Your objective
Would you quote the material below in full and unchanged?

(Data records)
※ ※ ※

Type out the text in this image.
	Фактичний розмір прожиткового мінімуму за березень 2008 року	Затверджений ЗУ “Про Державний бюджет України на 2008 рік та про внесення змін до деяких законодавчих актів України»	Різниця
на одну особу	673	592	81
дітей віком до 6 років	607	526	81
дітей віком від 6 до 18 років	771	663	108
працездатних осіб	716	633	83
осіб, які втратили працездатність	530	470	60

※ ※ ※

Completed task
Type out the text in this image.
	Фактичний розмір прожиткового мінімуму за березень 2008 року	Затверджений ЗУ “Про Державний бюджет України на 2008 рік та про внесення змін до деяких законодавчих актів України»	Різниця
на одну особу	673	592	81
дітей віком до 6 років	607	526	81
дітей віком від 6 до 18 років	771	663	108
працездатних осіб	716	633	83
осіб, які втратили працездатність	530	470	60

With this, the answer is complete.